* [Records supplied]:
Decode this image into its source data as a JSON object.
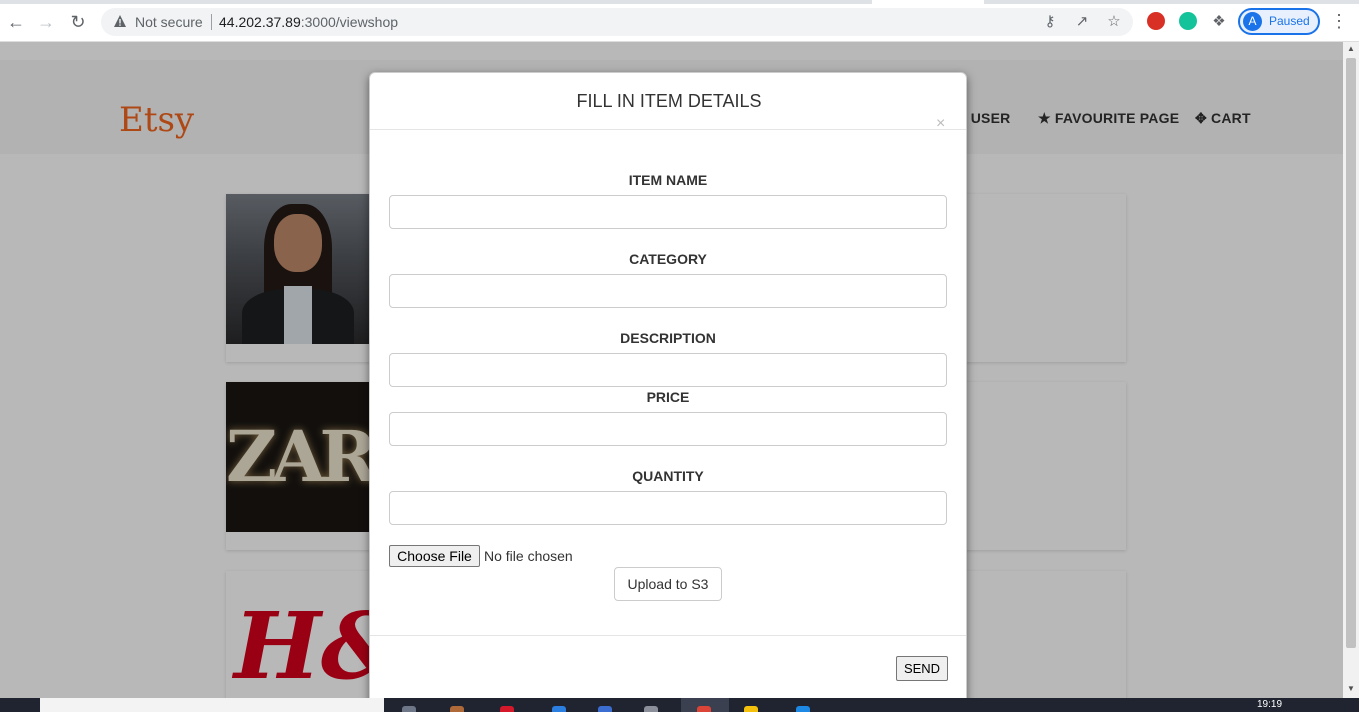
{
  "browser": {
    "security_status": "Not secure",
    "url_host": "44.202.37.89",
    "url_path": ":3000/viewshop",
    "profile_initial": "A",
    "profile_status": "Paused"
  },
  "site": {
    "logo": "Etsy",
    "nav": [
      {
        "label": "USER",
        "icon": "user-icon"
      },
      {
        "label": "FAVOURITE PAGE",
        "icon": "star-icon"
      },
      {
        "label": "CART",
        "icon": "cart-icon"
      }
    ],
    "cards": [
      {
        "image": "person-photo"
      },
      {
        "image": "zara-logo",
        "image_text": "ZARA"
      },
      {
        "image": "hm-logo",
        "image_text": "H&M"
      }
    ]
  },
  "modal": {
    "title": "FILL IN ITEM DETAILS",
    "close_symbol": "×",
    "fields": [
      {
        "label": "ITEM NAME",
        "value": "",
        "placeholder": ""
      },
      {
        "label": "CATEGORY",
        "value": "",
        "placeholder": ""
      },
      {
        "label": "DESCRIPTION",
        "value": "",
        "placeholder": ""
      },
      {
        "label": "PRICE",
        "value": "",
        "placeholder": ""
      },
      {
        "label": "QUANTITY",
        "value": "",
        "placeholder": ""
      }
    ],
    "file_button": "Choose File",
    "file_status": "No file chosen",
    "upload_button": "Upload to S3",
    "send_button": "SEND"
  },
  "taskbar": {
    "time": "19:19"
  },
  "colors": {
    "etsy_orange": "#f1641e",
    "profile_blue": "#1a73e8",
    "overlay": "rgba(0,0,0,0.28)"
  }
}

* [Stated goal]:
The records above should be reproduced exactly, with no pictures included.

* [Solution to this task]:
Decode this image into its source data as a JSON object.
{
  "browser": {
    "security_status": "Not secure",
    "url_host": "44.202.37.89",
    "url_path": ":3000/viewshop",
    "profile_initial": "A",
    "profile_status": "Paused"
  },
  "site": {
    "logo": "Etsy",
    "nav": [
      {
        "label": "USER",
        "icon": "user-icon"
      },
      {
        "label": "FAVOURITE PAGE",
        "icon": "star-icon"
      },
      {
        "label": "CART",
        "icon": "cart-icon"
      }
    ],
    "cards": [
      {
        "image": "person-photo"
      },
      {
        "image": "zara-logo",
        "image_text": "ZARA"
      },
      {
        "image": "hm-logo",
        "image_text": "H&M"
      }
    ]
  },
  "modal": {
    "title": "FILL IN ITEM DETAILS",
    "close_symbol": "×",
    "fields": [
      {
        "label": "ITEM NAME",
        "value": "",
        "placeholder": ""
      },
      {
        "label": "CATEGORY",
        "value": "",
        "placeholder": ""
      },
      {
        "label": "DESCRIPTION",
        "value": "",
        "placeholder": ""
      },
      {
        "label": "PRICE",
        "value": "",
        "placeholder": ""
      },
      {
        "label": "QUANTITY",
        "value": "",
        "placeholder": ""
      }
    ],
    "file_button": "Choose File",
    "file_status": "No file chosen",
    "upload_button": "Upload to S3",
    "send_button": "SEND"
  },
  "taskbar": {
    "time": "19:19"
  },
  "colors": {
    "etsy_orange": "#f1641e",
    "profile_blue": "#1a73e8",
    "overlay": "rgba(0,0,0,0.28)"
  }
}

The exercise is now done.